=== What this task involves ===
Return the lines below word for word, starting with the line that contains "terminal-line: DEBUG: adding route 10.0.0.0/8" and going on through the line that contains "section-header[interactable]: 打开的编辑器 xyxy=(135,204,255,234)", with both of those lines included. Leave out every other line.

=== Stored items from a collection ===
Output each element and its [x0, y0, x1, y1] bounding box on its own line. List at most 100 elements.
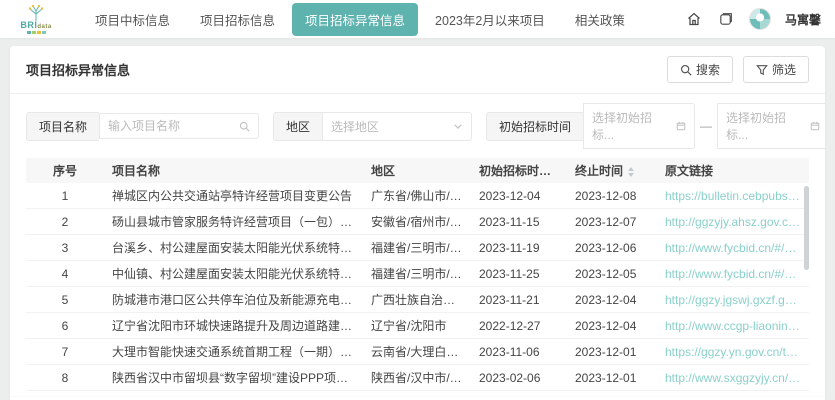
brand-name: BRIdata [20, 21, 51, 30]
table-row: 6辽宁省沈阳市环城快速路提升及周边道路建设工程PPP项目终止公告辽宁省/沈阳市2… [26, 313, 809, 339]
header-actions: 搜索 筛选 [667, 56, 809, 83]
top-navbar: BRIdata 项目中标信息项目招标信息项目招标异常信息2023年2月以来项目相… [0, 0, 835, 38]
date-separator: — [700, 119, 712, 133]
table-footer: 共 23 条 ‹ 1 2 › 20 条/页 [10, 396, 825, 400]
cell-project-name: 大理市智能快速交通系统首期工程（一期）特许经营项目社会投资人... [104, 339, 363, 364]
date-end-placeholder: 选择初始招标... [726, 109, 804, 143]
topbar-actions: 马寓馨 [685, 8, 821, 30]
cell-start-date: 2023-11-15 [471, 211, 567, 233]
cell-region: 陕西省/汉中市/留坝县 [363, 365, 471, 390]
cell-source-link[interactable]: http://www.fycbid.cn/#/notice/d... [657, 263, 809, 285]
home-icon[interactable] [685, 10, 703, 28]
date-end-picker[interactable]: 选择初始招标... [717, 103, 825, 149]
col-end-date[interactable]: 终止时间 [567, 158, 657, 183]
search-button[interactable]: 搜索 [667, 56, 733, 83]
cell-source-link[interactable]: http://ggzyjy.ahsz.gov.cn/jyxx/00... [657, 211, 809, 233]
cell-start-date: 2023-11-21 [471, 289, 567, 311]
date-start-placeholder: 选择初始招标... [592, 109, 670, 143]
cell-source-link[interactable]: http://ggzy.jgswj.gxzf.gov.cn/gxg... [657, 289, 809, 311]
search-icon [680, 64, 692, 76]
cell-source-link[interactable]: https://ggzy.yn.gov.cn/tradeHall/... [657, 341, 809, 363]
cell-seq: 7 [26, 341, 104, 363]
cell-region: 云南省/大理白族自治... [363, 339, 471, 364]
col-seq: 序号 [26, 158, 104, 183]
cell-project-name: 禅城区内公共交通站亭特许经营项目变更公告 [104, 183, 363, 208]
table-row: 3台溪乡、村公建屋面安装太阳能光伏系统特许经营权项目终止公告福建省/三明市/尤溪… [26, 235, 809, 261]
cell-region: 福建省/三明市/尤溪县 [363, 235, 471, 260]
cell-region: 福建省/三明市/尤溪县 [363, 261, 471, 286]
cell-region: 广西壮族自治区/防城... [363, 287, 471, 312]
table-row: 7大理市智能快速交通系统首期工程（一期）特许经营项目社会投资人...云南省/大理… [26, 339, 809, 365]
cell-source-link[interactable]: http://www.fycbid.cn/#/notice/d... [657, 237, 809, 259]
calendar-icon [810, 121, 820, 131]
windows-icon[interactable] [717, 10, 735, 28]
cell-source-link[interactable]: http://www.ccgp.gov.cn/cggg/df... [657, 393, 809, 397]
nav-tab-0[interactable]: 项目中标信息 [82, 3, 183, 36]
filter-project-name: 项目名称 [26, 112, 259, 141]
nav-tab-4[interactable]: 相关政策 [562, 3, 638, 36]
region-placeholder: 选择地区 [331, 118, 379, 135]
region-label: 地区 [273, 112, 322, 141]
sort-icon[interactable] [556, 167, 562, 177]
cell-end-date: 2023-12-04 [567, 289, 657, 311]
nav-tab-1[interactable]: 项目招标信息 [187, 3, 288, 36]
cell-seq: 3 [26, 237, 104, 259]
page-title: 项目招标异常信息 [26, 60, 130, 79]
table-row: 1禅城区内公共交通站亭特许经营项目变更公告广东省/佛山市/禅城区2023-12-… [26, 183, 809, 209]
cell-start-date: 2023-12-04 [471, 185, 567, 207]
sort-icon[interactable] [628, 167, 634, 177]
input-search-icon [239, 121, 250, 132]
cell-end-date: 2023-12-05 [567, 263, 657, 285]
cell-end-date: 2023-12-01 [567, 341, 657, 363]
brand-logo[interactable]: BRIdata [14, 5, 58, 34]
filter-date-range: 初始招标时间 选择初始招标... — 选择初始招标... [486, 103, 825, 149]
project-name-input-wrap [99, 113, 259, 139]
cell-start-date: 2023-11-19 [471, 237, 567, 259]
date-label: 初始招标时间 [486, 112, 583, 141]
username[interactable]: 马寓馨 [785, 11, 821, 28]
table-row: 5防城港市港口区公共停车泊位及新能源充电桩特许经营项目暂停招标广西壮族自治区/防… [26, 287, 809, 313]
cell-project-name: 中仙镇、村公建屋面安装太阳能光伏系统特许经营权项目终止公告 [104, 261, 363, 286]
cell-project-name: 河北辛集经济开发区管理委员会河北省辛集佳洁污水处理厂PPP项目... [104, 391, 363, 396]
cell-region: 广东省/佛山市/禅城区 [363, 183, 471, 208]
cell-start-date: 2023-01-11 [471, 393, 567, 397]
cell-end-date: 2023-12-01 [567, 367, 657, 389]
avatar[interactable] [749, 8, 771, 30]
cell-start-date: 2023-02-06 [471, 367, 567, 389]
calendar-icon [676, 121, 686, 131]
cell-end-date: 2023-12-06 [567, 237, 657, 259]
table-header-row: 序号 项目名称 地区 初始招标时间 终止时间 原文链接 [26, 158, 809, 183]
cell-project-name: 陕西省汉中市留坝县“数字留坝”建设PPP项目采购更正公告 [104, 365, 363, 390]
funnel-icon [756, 64, 768, 76]
table-scrollbar[interactable] [804, 186, 809, 270]
cell-seq: 2 [26, 211, 104, 233]
table-row: 8陕西省汉中市留坝县“数字留坝”建设PPP项目采购更正公告陕西省/汉中市/留坝县… [26, 365, 809, 391]
cell-project-name: 台溪乡、村公建屋面安装太阳能光伏系统特许经营权项目终止公告 [104, 235, 363, 260]
region-select[interactable]: 选择地区 [322, 112, 472, 141]
cell-end-date: 2023-12-04 [567, 315, 657, 337]
nav-tab-3[interactable]: 2023年2月以来项目 [422, 3, 558, 36]
cell-project-name: 辽宁省沈阳市环城快速路提升及周边道路建设工程PPP项目终止公告 [104, 313, 363, 338]
cell-end-date: 2023-12-07 [567, 211, 657, 233]
table-row: 4中仙镇、村公建屋面安装太阳能光伏系统特许经营权项目终止公告福建省/三明市/尤溪… [26, 261, 809, 287]
project-name-input[interactable] [108, 119, 233, 133]
date-start-picker[interactable]: 选择初始招标... [583, 103, 695, 149]
cell-region: 安徽省/宿州市/砀山县 [363, 209, 471, 234]
col-start-date[interactable]: 初始招标时间 [471, 158, 567, 183]
cell-start-date: 2023-11-06 [471, 341, 567, 363]
cell-end-date: 2023-12-08 [567, 185, 657, 207]
cell-source-link[interactable]: https://bulletin.cebpubservice.co... [657, 185, 809, 207]
data-table: 序号 项目名称 地区 初始招标时间 终止时间 原文链接 1禅城区内公共交通站亭特… [26, 158, 809, 396]
cell-seq: 1 [26, 185, 104, 207]
filter-button[interactable]: 筛选 [743, 56, 809, 83]
cell-source-link[interactable]: http://www.ccgp-liaoning.gov.cn... [657, 315, 809, 337]
nav-tab-2[interactable]: 项目招标异常信息 [292, 3, 418, 36]
brand-squares [27, 31, 46, 34]
cell-seq: 5 [26, 289, 104, 311]
cell-start-date: 2022-12-27 [471, 315, 567, 337]
cell-source-link[interactable]: http://www.sxggzyjy.cn/jydt/001... [657, 367, 809, 389]
filter-bar: 项目名称 地区 选择地区 初始招标时间 选择初始招标... [10, 94, 825, 158]
content-card: 项目招标异常信息 搜索 筛选 项目名称 地区 选择地区 [10, 46, 825, 400]
cell-region: 辽宁省/沈阳市 [363, 313, 471, 338]
table-row: 9河北辛集经济开发区管理委员会河北省辛集佳洁污水处理厂PPP项目...河北省/石… [26, 391, 809, 396]
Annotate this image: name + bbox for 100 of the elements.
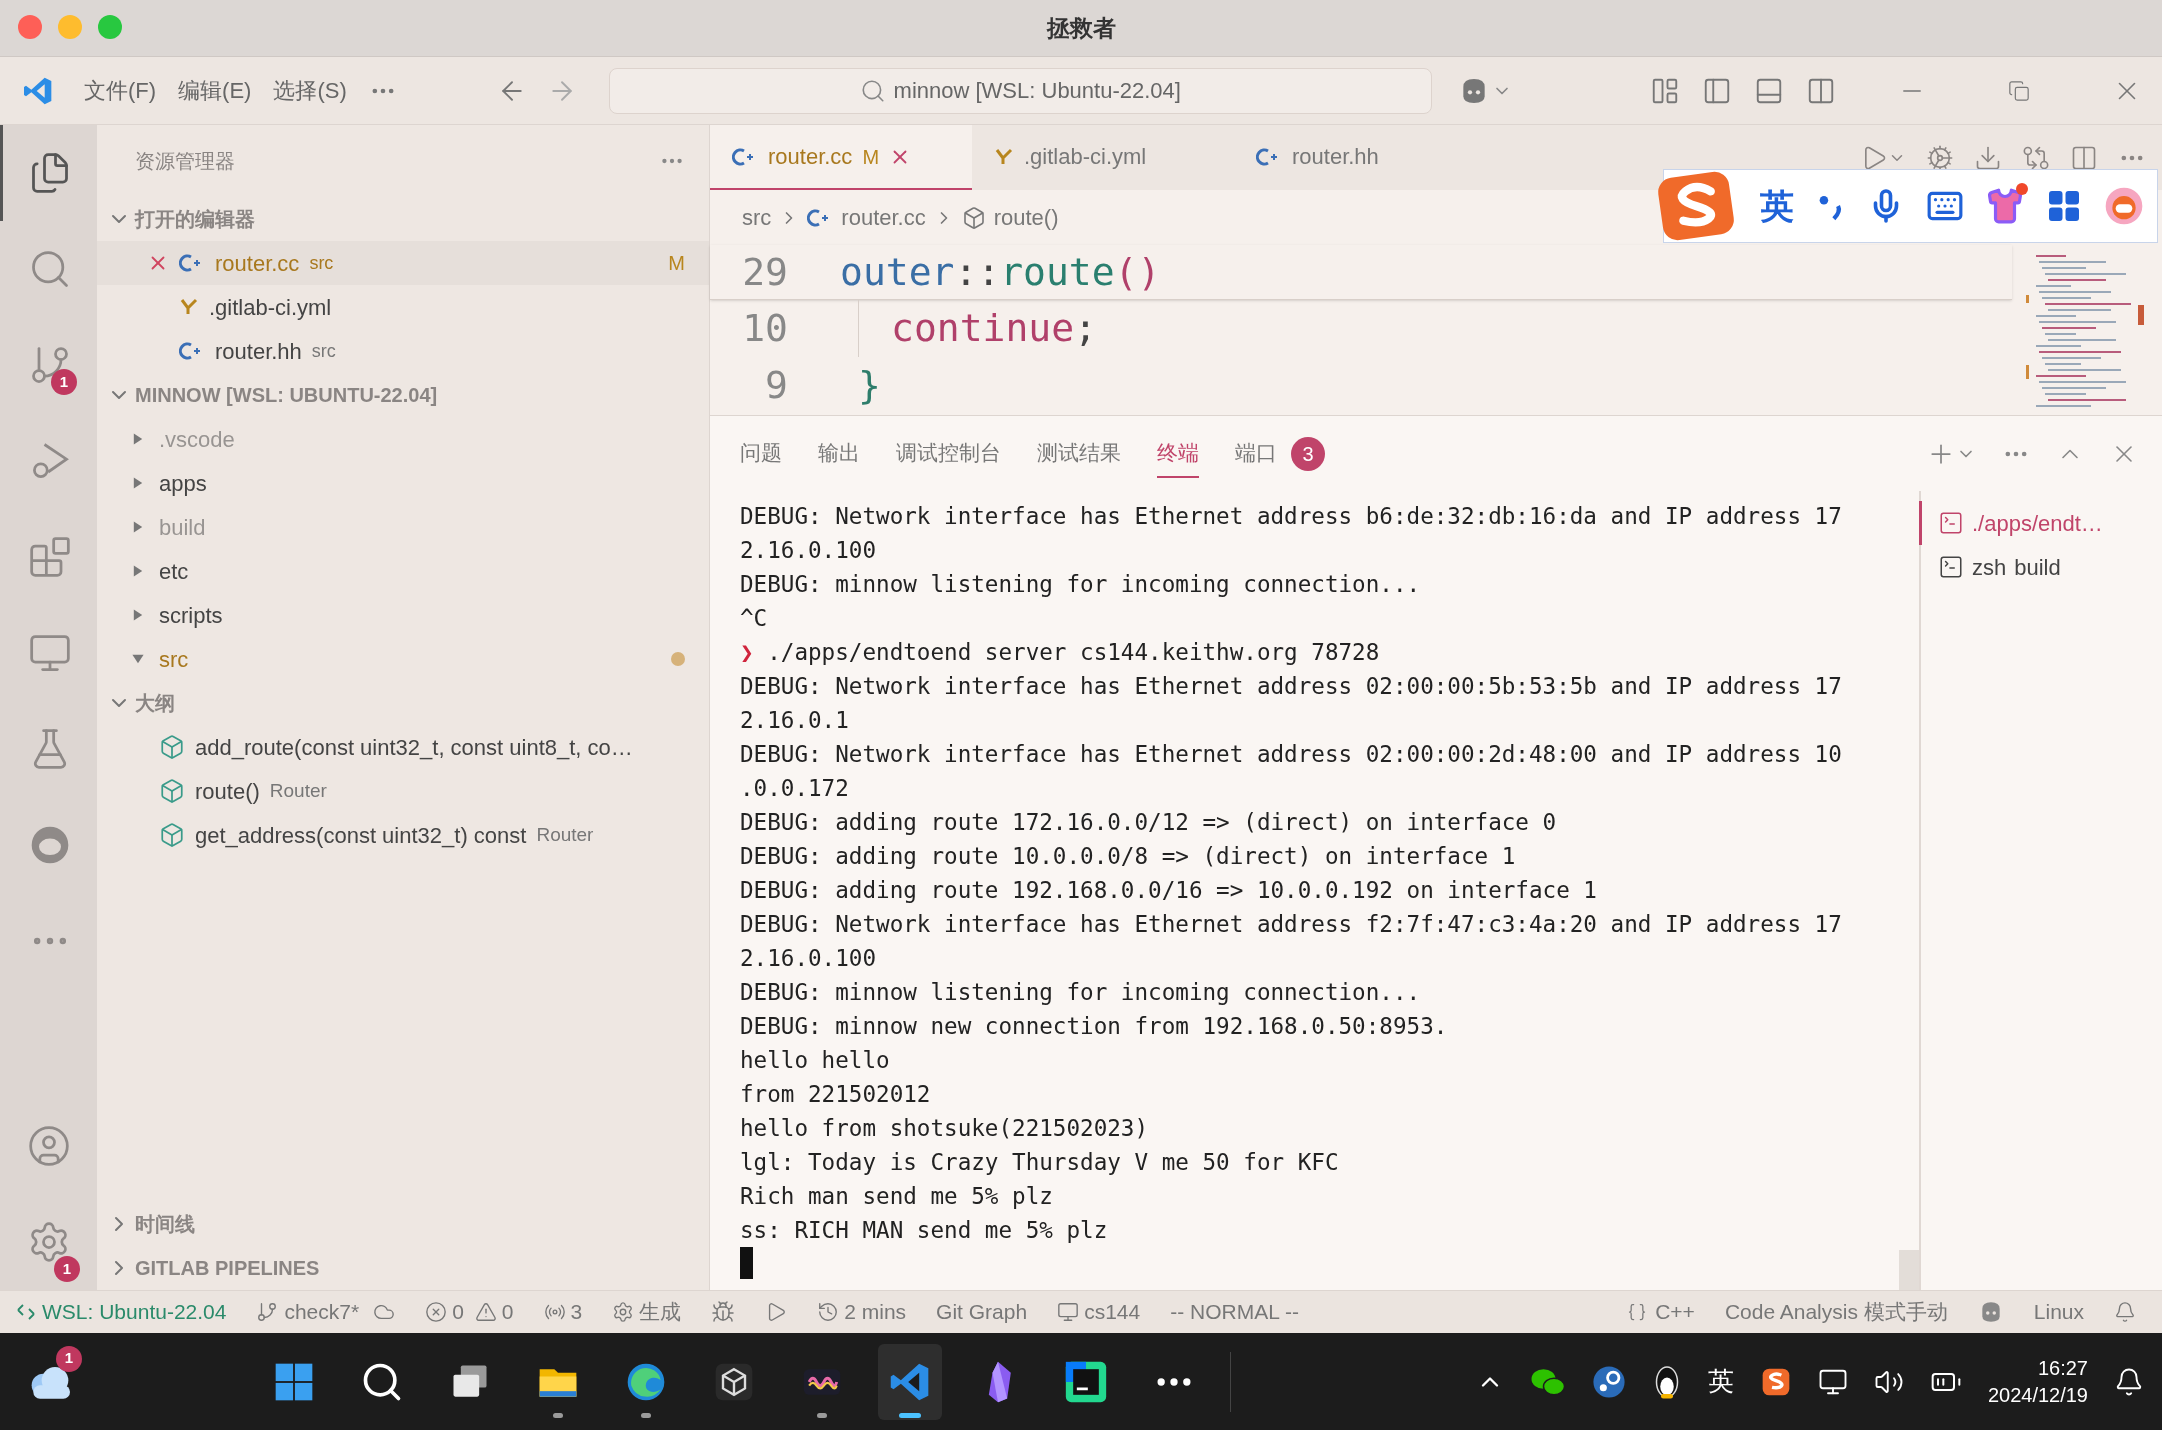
terminal-line: DEBUG: adding route 10.0.0.0/8 => (direct) on interface 1 xyxy=(740,842,1516,871)
notification-badge: 1 xyxy=(51,369,77,395)
open-editor-item[interactable]: router.hh src xyxy=(97,329,709,373)
account-icon[interactable] xyxy=(26,1124,71,1168)
panel-tab[interactable]: 问题 xyxy=(740,428,782,479)
panel-tab[interactable]: 测试结果 xyxy=(1037,428,1121,479)
ide-app-icon[interactable] xyxy=(1064,1359,1108,1404)
command-center-search[interactable]: minnow [WSL: Ubuntu-22.04] xyxy=(608,67,1432,114)
folder-name: etc xyxy=(159,557,189,586)
analysis-status[interactable]: Code Analysis 模式手动 xyxy=(1724,1296,1948,1328)
terminal-line: 2.16.0.1 xyxy=(740,706,849,735)
section-header[interactable]: 时间线 xyxy=(135,1209,195,1239)
panel-tab[interactable]: 终端 xyxy=(1157,428,1199,479)
editor-tab[interactable]: .gitlab-ci.yml xyxy=(972,125,1234,190)
window-title: 拯救者 xyxy=(1046,13,1116,43)
terminal-line: hello hello xyxy=(740,1046,890,1075)
menu-item[interactable]: 选择(S) xyxy=(273,74,347,107)
build-status[interactable]: 生成 xyxy=(612,1296,682,1328)
section-header[interactable]: 打开的编辑器 xyxy=(135,204,255,234)
input-language: 英 xyxy=(1707,1365,1734,1398)
file-name: router.hh xyxy=(215,337,302,366)
remote-icon xyxy=(16,1302,36,1322)
line-number: 10 xyxy=(741,305,789,352)
terminal-line: DEBUG: adding route 192.168.0.0/16 => 10.0.0.192 on interface 1 xyxy=(740,876,1597,905)
editor-tab[interactable]: router.cc M xyxy=(710,125,972,190)
clock[interactable]: 16:27 2024/12/19 xyxy=(1987,1354,2088,1409)
panel-tab[interactable]: 端口 xyxy=(1235,428,1277,479)
outline-item[interactable]: get_address(const uint32_t) const Router xyxy=(97,813,709,857)
section-header[interactable]: 大纲 xyxy=(135,688,175,718)
grid-icon[interactable] xyxy=(2046,188,2082,224)
time-status[interactable]: 2 mins xyxy=(817,1296,907,1328)
branch-icon xyxy=(256,1301,279,1323)
open-editor-item[interactable]: router.cc src M xyxy=(97,241,709,285)
problems-status[interactable]: 0 0 xyxy=(425,1296,514,1328)
terminal-line: 2.16.0.100 xyxy=(740,944,877,973)
terminal-line: ^C xyxy=(740,604,768,633)
line-number: 29 xyxy=(741,248,789,296)
session-detail: build xyxy=(2014,553,2061,582)
folder-item[interactable]: src xyxy=(97,637,709,681)
folder-name: src xyxy=(159,645,189,674)
file-folder-label: src xyxy=(309,251,334,275)
input-language: 英 xyxy=(1760,185,1794,227)
outline-item[interactable]: route() Router xyxy=(97,769,709,813)
terminal-line: DEBUG: minnow new connection from 192.168.0.50:8953. xyxy=(740,1012,1448,1041)
restore-icon[interactable] xyxy=(2008,79,2030,102)
target-status[interactable]: cs144 xyxy=(1057,1296,1141,1328)
section-header[interactable]: MINNOW [WSL: UBUNTU-22.04] xyxy=(135,380,438,410)
branch-status[interactable]: check7* xyxy=(256,1296,396,1328)
extensions-icon[interactable] xyxy=(28,535,72,579)
folder-name: build xyxy=(159,513,206,542)
menu-item[interactable]: 文件(F) xyxy=(84,74,157,107)
git-graph-link[interactable]: Git Graph xyxy=(936,1296,1028,1328)
notification-icon[interactable] xyxy=(2114,1366,2144,1397)
modified-label: M xyxy=(862,144,880,170)
debug-icon[interactable] xyxy=(711,1300,736,1324)
notification-badge: 1 xyxy=(56,1345,82,1372)
gear-icon[interactable] xyxy=(1926,143,1954,172)
open-editor-item[interactable]: .gitlab-ci.yml xyxy=(97,285,709,329)
symbol-detail: Router xyxy=(536,822,594,847)
monitor-icon xyxy=(1057,1301,1080,1323)
code-line: } xyxy=(857,362,881,409)
outline-item[interactable]: add_route(const uint32_t, const uint8_t, co… xyxy=(97,725,709,769)
os-status[interactable]: Linux xyxy=(2033,1296,2084,1328)
cube-icon xyxy=(961,205,986,230)
tab-title: router.cc xyxy=(768,143,853,171)
terminal-line: lgl: Today is Crazy Thursday V me 50 for KFC xyxy=(740,1148,1339,1177)
tab-title: router.hh xyxy=(1292,143,1379,171)
remote-indicator[interactable]: WSL: Ubuntu-22.04 xyxy=(16,1296,227,1328)
terminal-session[interactable]: zsh build xyxy=(1919,545,2162,589)
breadcrumb[interactable]: route() xyxy=(993,201,1059,234)
folder-item[interactable]: etc xyxy=(97,549,709,593)
terminal-line: DEBUG: Network interface has Ethernet address f2:7f:47:c3:4a:20 and IP address 17 xyxy=(740,910,1842,939)
ports-status[interactable]: 3 xyxy=(543,1296,583,1328)
terminal-line: DEBUG: adding route 172.16.0.0/12 => (direct) on interface 0 xyxy=(740,808,1557,837)
terminal-icon xyxy=(1938,554,1964,580)
mascot-icon[interactable] xyxy=(2104,186,2144,226)
terminal-line: from 221502012 xyxy=(740,1080,931,1109)
terminal-line: ss: RICH MAN send me 5% plz xyxy=(740,1216,1108,1245)
panel-tab[interactable]: 输出 xyxy=(818,428,860,479)
editor-tab[interactable]: router.hh xyxy=(1234,125,1496,190)
breadcrumb[interactable]: router.cc xyxy=(841,201,926,234)
breadcrumb[interactable]: src xyxy=(742,201,772,234)
menu-item[interactable]: 编辑(E) xyxy=(178,74,252,107)
folder-item[interactable]: apps xyxy=(97,461,709,505)
workspace-name: minnow [WSL: Ubuntu-22.04] xyxy=(893,77,1181,105)
symbol-name: add_route(const uint32_t, const uint8_t, co… xyxy=(195,733,633,762)
folder-item[interactable]: build xyxy=(97,505,709,549)
folder-item[interactable]: .vscode xyxy=(97,417,709,461)
terminal-line: Rich man send me 5% plz xyxy=(740,1182,1053,1211)
folder-item[interactable]: scripts xyxy=(97,593,709,637)
shirt-icon[interactable] xyxy=(1986,187,2024,225)
terminal-session[interactable]: ./apps/endt… xyxy=(1919,501,2162,545)
panel-tab[interactable]: 调试控制台 xyxy=(896,428,1001,479)
folder-name: .vscode xyxy=(159,425,235,454)
terminal-line: hello from shotsuke(221502023) xyxy=(740,1114,1149,1143)
code-line: continue; xyxy=(890,305,1097,352)
section-header[interactable]: GITLAB PIPELINES xyxy=(135,1253,320,1283)
steam-icon[interactable] xyxy=(1591,1364,1626,1399)
terminal-line: DEBUG: Network interface has Ethernet address b6:de:32:db:16:da and IP address 17 xyxy=(740,502,1842,531)
language-status[interactable]: C++ xyxy=(1627,1296,1695,1328)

=== Exercise response ===
terminal-line: DEBUG: adding route 10.0.0.0/8 => (direct) on interface 1 xyxy=(740,842,1516,871)
notification-badge: 1 xyxy=(51,369,77,395)
open-editor-item[interactable]: router.hh src xyxy=(97,329,709,373)
account-icon[interactable] xyxy=(26,1124,71,1168)
panel-tab[interactable]: 问题 xyxy=(740,428,782,479)
panel-tab[interactable]: 测试结果 xyxy=(1037,428,1121,479)
ide-app-icon[interactable] xyxy=(1064,1359,1108,1404)
command-center-search[interactable]: minnow [WSL: Ubuntu-22.04] xyxy=(608,67,1432,114)
folder-name: etc xyxy=(159,557,189,586)
analysis-status[interactable]: Code Analysis 模式手动 xyxy=(1724,1296,1948,1328)
terminal-line: 2.16.0.1 xyxy=(740,706,849,735)
section-header[interactable]: 时间线 xyxy=(135,1209,195,1239)
panel-tab[interactable]: 终端 xyxy=(1157,428,1199,479)
editor-tab[interactable]: .gitlab-ci.yml xyxy=(972,125,1234,190)
window-title: 拯救者 xyxy=(1046,13,1116,43)
terminal-line: hello hello xyxy=(740,1046,890,1075)
menu-item[interactable]: 选择(S) xyxy=(273,74,347,107)
build-status[interactable]: 生成 xyxy=(612,1296,682,1328)
section-header[interactable]: 打开的编辑器 xyxy=(135,204,255,234)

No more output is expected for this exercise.